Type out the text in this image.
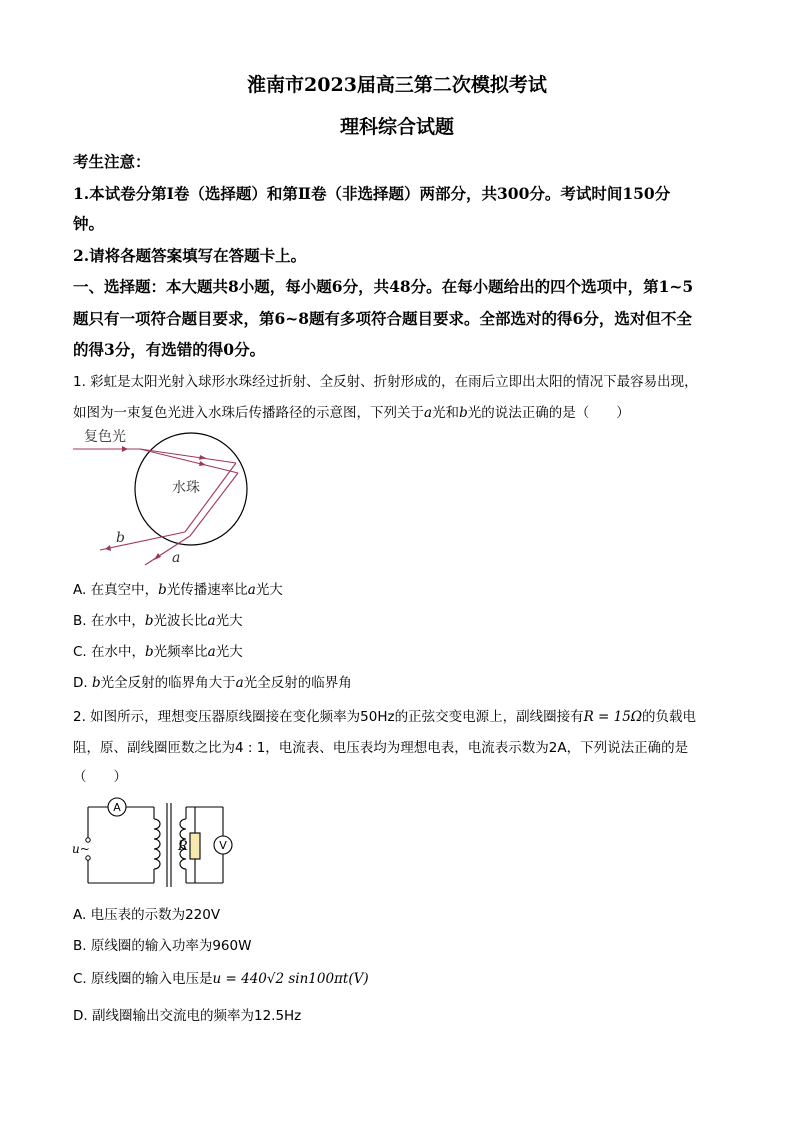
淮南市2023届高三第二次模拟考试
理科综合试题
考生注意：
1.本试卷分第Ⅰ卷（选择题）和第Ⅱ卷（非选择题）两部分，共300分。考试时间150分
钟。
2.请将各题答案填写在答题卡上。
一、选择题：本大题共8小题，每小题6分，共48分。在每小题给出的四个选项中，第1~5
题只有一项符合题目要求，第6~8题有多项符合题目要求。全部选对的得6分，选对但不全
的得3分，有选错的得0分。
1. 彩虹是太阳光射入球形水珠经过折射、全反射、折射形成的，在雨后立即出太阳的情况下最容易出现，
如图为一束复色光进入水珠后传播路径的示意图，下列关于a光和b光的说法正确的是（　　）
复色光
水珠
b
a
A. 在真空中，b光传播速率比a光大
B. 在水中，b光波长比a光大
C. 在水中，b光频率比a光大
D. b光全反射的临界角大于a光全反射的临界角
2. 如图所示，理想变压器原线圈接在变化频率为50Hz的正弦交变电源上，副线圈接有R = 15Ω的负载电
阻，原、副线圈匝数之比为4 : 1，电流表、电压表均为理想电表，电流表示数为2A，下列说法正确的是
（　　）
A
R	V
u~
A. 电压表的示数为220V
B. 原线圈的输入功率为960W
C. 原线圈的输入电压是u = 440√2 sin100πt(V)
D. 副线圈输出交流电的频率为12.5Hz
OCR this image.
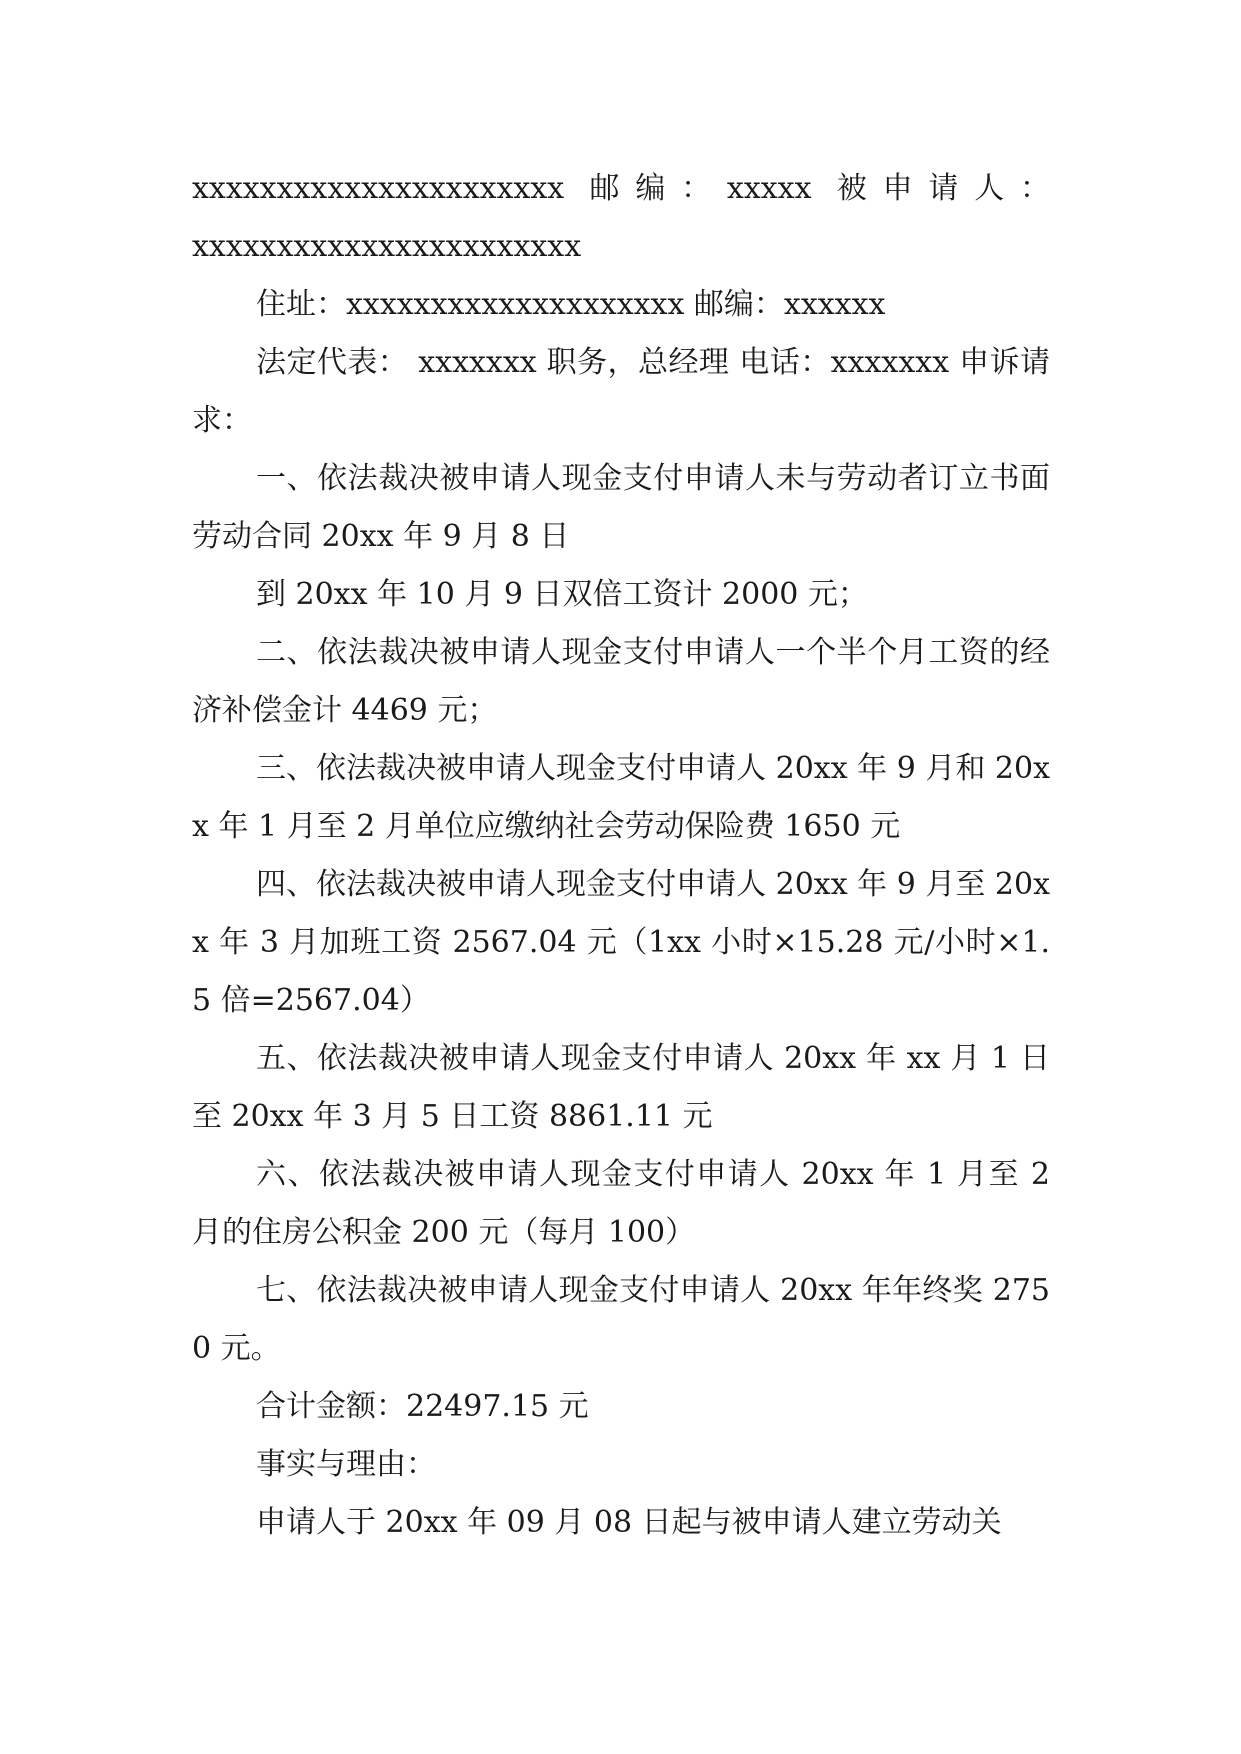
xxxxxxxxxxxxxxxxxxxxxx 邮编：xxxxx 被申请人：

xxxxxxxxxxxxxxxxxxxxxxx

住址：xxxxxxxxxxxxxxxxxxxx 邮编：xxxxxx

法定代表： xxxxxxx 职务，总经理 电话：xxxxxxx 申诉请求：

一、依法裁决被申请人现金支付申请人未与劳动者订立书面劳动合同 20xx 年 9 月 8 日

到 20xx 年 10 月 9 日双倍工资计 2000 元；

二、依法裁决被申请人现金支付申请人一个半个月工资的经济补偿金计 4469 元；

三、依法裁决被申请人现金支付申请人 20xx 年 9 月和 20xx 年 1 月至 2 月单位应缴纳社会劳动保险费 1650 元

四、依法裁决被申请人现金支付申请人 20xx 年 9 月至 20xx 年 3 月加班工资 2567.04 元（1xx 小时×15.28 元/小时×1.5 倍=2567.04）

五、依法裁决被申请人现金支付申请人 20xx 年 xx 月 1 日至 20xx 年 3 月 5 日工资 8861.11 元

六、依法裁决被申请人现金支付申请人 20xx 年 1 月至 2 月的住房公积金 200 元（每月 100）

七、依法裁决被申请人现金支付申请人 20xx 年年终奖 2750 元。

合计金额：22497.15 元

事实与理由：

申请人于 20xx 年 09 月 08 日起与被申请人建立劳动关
--------
> _Problem requirements_
Please quote the records above exactly, beginning at the line that contains "OCR this image." and ending at their last line. Leave the pictures out.

> _Output below_
OCR this image.
xxxxxxxxxxxxxxxxxxxxxx 邮编：xxxxx 被申请人：

xxxxxxxxxxxxxxxxxxxxxxx

住址：xxxxxxxxxxxxxxxxxxxx 邮编：xxxxxx

法定代表： xxxxxxx 职务，总经理 电话：xxxxxxx 申诉请求：

一、依法裁决被申请人现金支付申请人未与劳动者订立书面劳动合同 20xx 年 9 月 8 日

到 20xx 年 10 月 9 日双倍工资计 2000 元；

二、依法裁决被申请人现金支付申请人一个半个月工资的经济补偿金计 4469 元；

三、依法裁决被申请人现金支付申请人 20xx 年 9 月和 20xx 年 1 月至 2 月单位应缴纳社会劳动保险费 1650 元

四、依法裁决被申请人现金支付申请人 20xx 年 9 月至 20xx 年 3 月加班工资 2567.04 元（1xx 小时×15.28 元/小时×1.5 倍=2567.04）

五、依法裁决被申请人现金支付申请人 20xx 年 xx 月 1 日至 20xx 年 3 月 5 日工资 8861.11 元

六、依法裁决被申请人现金支付申请人 20xx 年 1 月至 2 月的住房公积金 200 元（每月 100）

七、依法裁决被申请人现金支付申请人 20xx 年年终奖 2750 元。

合计金额：22497.15 元

事实与理由：

申请人于 20xx 年 09 月 08 日起与被申请人建立劳动关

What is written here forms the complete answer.